* start *

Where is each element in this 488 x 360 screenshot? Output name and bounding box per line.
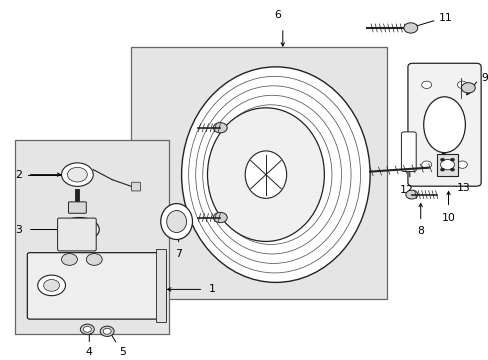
FancyBboxPatch shape [401, 132, 415, 171]
Text: 6: 6 [274, 10, 281, 20]
FancyBboxPatch shape [407, 63, 480, 186]
Ellipse shape [66, 222, 92, 237]
Bar [131, 47, 386, 300]
Circle shape [61, 253, 77, 265]
Text: 13: 13 [455, 183, 469, 193]
Circle shape [100, 326, 114, 337]
Ellipse shape [207, 108, 324, 242]
Circle shape [80, 324, 94, 334]
FancyBboxPatch shape [27, 253, 166, 319]
FancyBboxPatch shape [131, 182, 140, 191]
Ellipse shape [161, 203, 192, 239]
Ellipse shape [181, 67, 369, 282]
Ellipse shape [244, 151, 286, 198]
Circle shape [103, 328, 111, 334]
Text: 9: 9 [480, 73, 487, 83]
FancyBboxPatch shape [156, 249, 165, 322]
Circle shape [421, 81, 431, 89]
Ellipse shape [423, 97, 465, 153]
Circle shape [213, 123, 227, 133]
Text: 8: 8 [416, 225, 423, 235]
Text: 4: 4 [86, 347, 93, 357]
FancyBboxPatch shape [68, 202, 86, 213]
FancyBboxPatch shape [58, 218, 96, 251]
Bar [15, 140, 168, 334]
Circle shape [83, 327, 91, 332]
Circle shape [461, 83, 474, 93]
Text: 12: 12 [399, 185, 413, 195]
Text: 7: 7 [175, 249, 182, 260]
Text: 5: 5 [119, 347, 126, 357]
Ellipse shape [166, 211, 186, 233]
Text: 10: 10 [441, 212, 454, 222]
Circle shape [403, 23, 417, 33]
Text: 3: 3 [15, 225, 22, 234]
Text: 2: 2 [15, 170, 22, 180]
Circle shape [456, 81, 467, 89]
Circle shape [67, 167, 87, 182]
Circle shape [440, 158, 444, 161]
Circle shape [38, 275, 65, 296]
Circle shape [421, 161, 431, 168]
Circle shape [86, 253, 102, 265]
Circle shape [449, 158, 453, 161]
Text: 11: 11 [438, 13, 451, 23]
Circle shape [456, 161, 467, 168]
Circle shape [61, 163, 93, 186]
Circle shape [440, 168, 444, 171]
Circle shape [43, 279, 60, 291]
Circle shape [405, 190, 417, 199]
Text: 1: 1 [208, 284, 215, 294]
Circle shape [449, 168, 453, 171]
Ellipse shape [60, 217, 99, 242]
Circle shape [213, 212, 227, 223]
Circle shape [440, 159, 453, 170]
FancyBboxPatch shape [436, 154, 457, 176]
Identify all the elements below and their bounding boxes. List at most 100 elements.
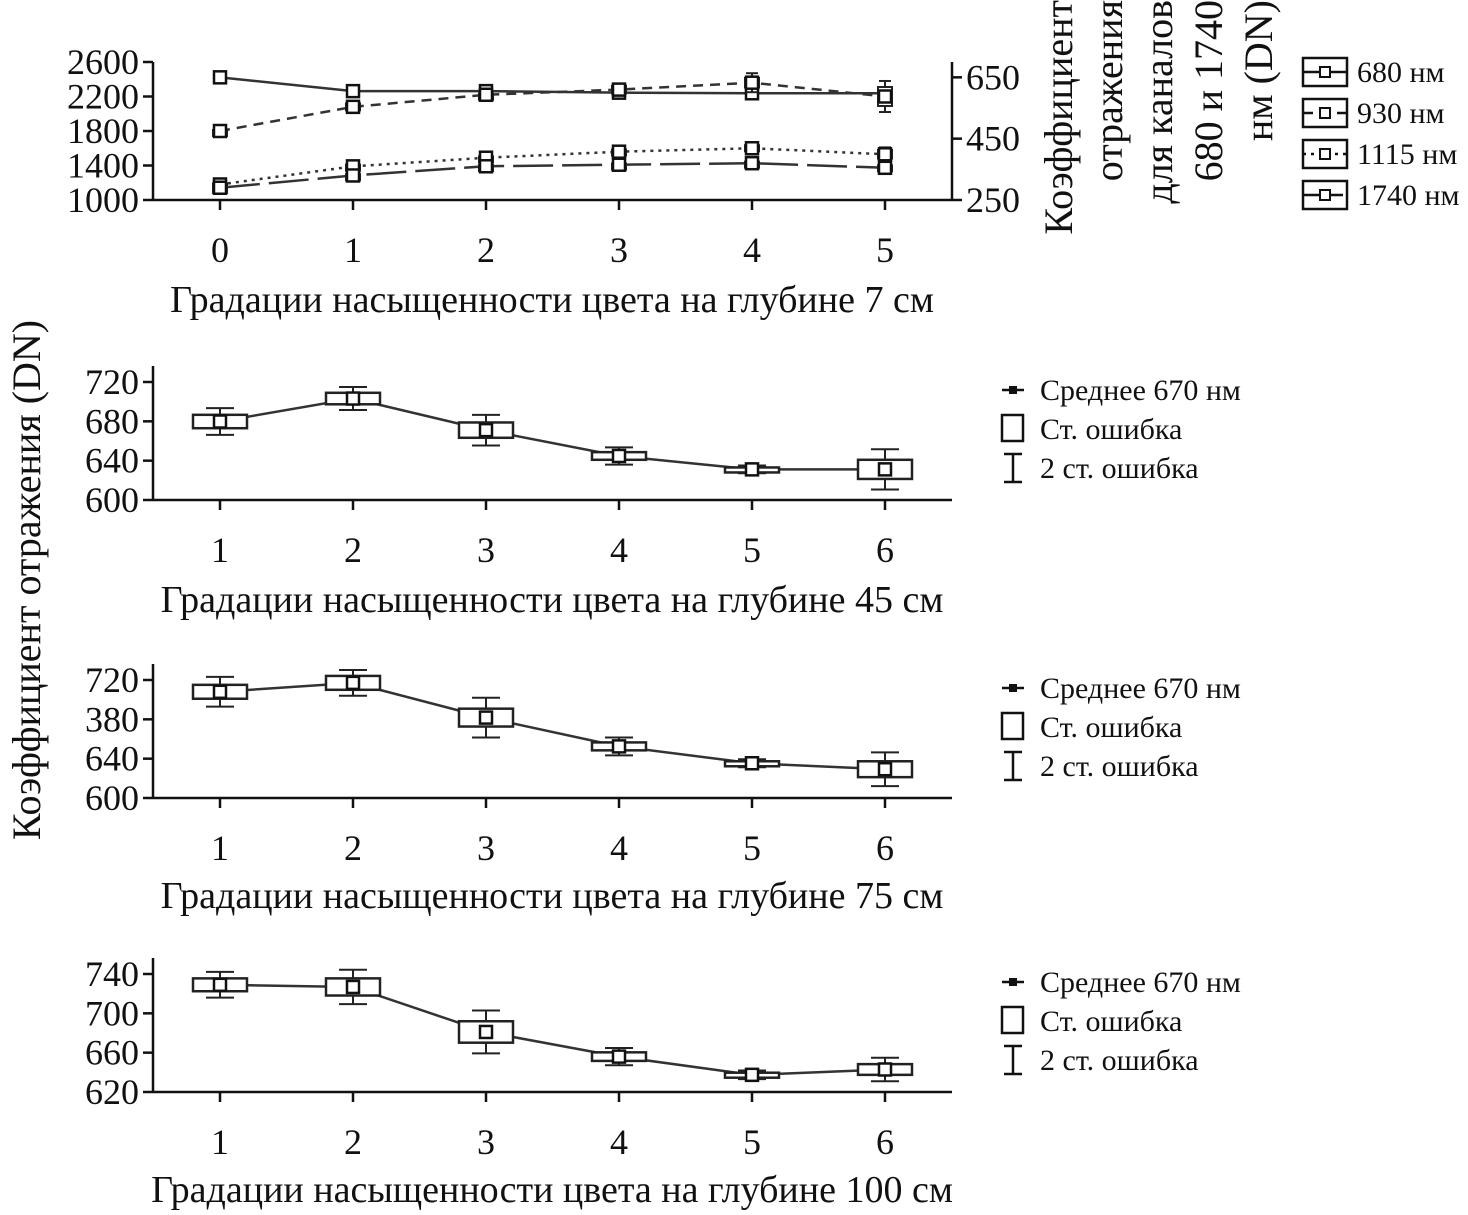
- legend-mean-marker: [1009, 684, 1017, 692]
- x-tick-label: 3: [477, 530, 495, 570]
- mean-marker: [744, 462, 760, 477]
- mean-marker: [212, 684, 228, 700]
- y2-axis-label-line: 680 и 1740: [1186, 0, 1231, 181]
- y-tick-label: 1400: [67, 146, 139, 186]
- legend-se-label: Ст. ошибка: [1040, 711, 1182, 744]
- y-tick-label: 720: [85, 362, 139, 402]
- mean-marker: [744, 756, 760, 771]
- y-tick-label: 600: [85, 778, 139, 818]
- x-tick-label: 1: [211, 1122, 229, 1162]
- legend-mean-label: Среднее 670 нм: [1040, 966, 1241, 999]
- x-tick-label: 2: [344, 828, 362, 868]
- data-point: [877, 89, 893, 104]
- mean-marker: [611, 448, 627, 464]
- data-point: [478, 159, 494, 174]
- x-tick-label: 3: [610, 230, 628, 270]
- y2-tick-label: 250: [966, 180, 1020, 220]
- x-tick-label: 1: [344, 230, 362, 270]
- legend-2se: 2 ст. ошибка: [1004, 1044, 1199, 1077]
- series-line: [219, 161, 886, 189]
- y-tick-label: 600: [85, 480, 139, 520]
- box-4: [590, 1047, 648, 1067]
- data-point: [611, 82, 627, 97]
- legend-label: 1115 нм: [1357, 138, 1457, 171]
- legend-se-label: Ст. ошибка: [1040, 413, 1182, 446]
- mean-marker: [345, 675, 361, 691]
- series-line: [219, 81, 886, 133]
- y-tick-label: 660: [85, 1033, 139, 1073]
- legend-mean-label: Среднее 670 нм: [1040, 672, 1241, 705]
- mean-line: [219, 681, 886, 771]
- x-axis-label: Градации насыщенности цвета на глубине 7…: [170, 279, 934, 321]
- box-2: [324, 386, 382, 412]
- data-point: [212, 180, 228, 195]
- y-tick-label: 1800: [67, 111, 139, 151]
- x-tick-label: 2: [344, 530, 362, 570]
- x-axis-label: Градации насыщенности цвета на глубине 1…: [151, 1169, 953, 1211]
- mean-marker: [611, 739, 627, 754]
- x-tick-label: 5: [743, 530, 761, 570]
- data-point: [212, 123, 228, 139]
- legend-marker: [1319, 66, 1331, 78]
- x-tick-label: 4: [610, 1122, 628, 1162]
- series-3: [212, 155, 893, 195]
- legend-item-2: 1115 нм: [1301, 138, 1457, 171]
- data-point: [877, 147, 893, 162]
- y-tick-label: 2200: [67, 77, 139, 117]
- x-tick-label: 6: [876, 1122, 894, 1162]
- data-point: [212, 70, 228, 85]
- x-tick-label: 0: [211, 230, 229, 270]
- box-6: [856, 1056, 914, 1083]
- legend-mean: Среднее 670 нм: [1002, 966, 1241, 999]
- box-6: [856, 751, 914, 788]
- y2-tick-label: 650: [966, 57, 1020, 97]
- mean-marker: [345, 979, 361, 995]
- legend-2se: 2 ст. ошибка: [1004, 750, 1199, 783]
- legend-se-label: Ст. ошибка: [1040, 1005, 1182, 1038]
- data-point: [744, 141, 760, 156]
- x-tick-label: 6: [876, 530, 894, 570]
- y2-axis-label-line: нм (DN): [1236, 0, 1281, 141]
- legend-se: Ст. ошибка: [1000, 413, 1182, 446]
- legend-2se: 2 ст. ошибка: [1004, 452, 1199, 485]
- x-axis-label: Градации насыщенности цвета на глубине 7…: [161, 875, 944, 917]
- shared-y-axis-label: Коэффициент отражения (DN): [4, 320, 49, 840]
- y-tick-label: 680: [85, 401, 139, 441]
- y-tick-label: 640: [85, 441, 139, 481]
- legend-marker: [1319, 148, 1331, 160]
- x-axis-label: Градации насыщенности цвета на глубине 4…: [161, 579, 944, 621]
- box-5: [723, 756, 781, 771]
- legend-mean: Среднее 670 нм: [1002, 672, 1241, 705]
- legend-mean-label: Среднее 670 нм: [1040, 374, 1241, 407]
- box-1: [191, 407, 249, 436]
- mean-marker: [478, 1024, 494, 1040]
- legend-mean-marker: [1009, 978, 1017, 986]
- legend-se: Ст. ошибка: [1000, 711, 1182, 744]
- mean-marker: [611, 1049, 627, 1064]
- legend-label: 930 нм: [1357, 97, 1445, 130]
- mean-line: [219, 397, 885, 471]
- x-tick-label: 1: [211, 530, 229, 570]
- mean-marker: [478, 710, 494, 725]
- legend-se-box: [1000, 1005, 1025, 1035]
- data-point: [744, 75, 760, 90]
- box-3: [457, 413, 515, 447]
- box-1: [191, 675, 249, 708]
- data-point: [345, 168, 361, 183]
- box-5: [723, 1067, 781, 1083]
- legend-marker: [1319, 189, 1331, 201]
- x-tick-label: 4: [743, 230, 761, 270]
- legend-se: Ст. ошибка: [1000, 1005, 1182, 1038]
- box-3: [457, 696, 515, 739]
- y-tick-label: 2600: [67, 42, 139, 82]
- mean-marker: [478, 422, 494, 438]
- legend-se-box: [1000, 413, 1025, 443]
- legend-2se-label: 2 ст. ошибка: [1040, 452, 1199, 485]
- data-point: [345, 83, 361, 99]
- y2-axis-label-line: Коэффициент: [1036, 0, 1081, 235]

* end *

Repeat the part of the records that opens with the line containing "FancyBboxPatch shape [401, 132, 415, 171]" and closes with the line containing "Circle shape [80, 324, 94, 334]", switching "Ellipse" to "Oval" and leaving everything else unchanged.

FancyBboxPatch shape [401, 132, 415, 171]
Text: 6: 6 [274, 10, 281, 20]
FancyBboxPatch shape [407, 63, 480, 186]
Oval shape [66, 222, 92, 237]
Bar [131, 47, 386, 300]
Circle shape [61, 253, 77, 265]
Text: 13: 13 [455, 183, 469, 193]
Circle shape [100, 326, 114, 337]
Oval shape [207, 108, 324, 242]
Circle shape [80, 324, 94, 334]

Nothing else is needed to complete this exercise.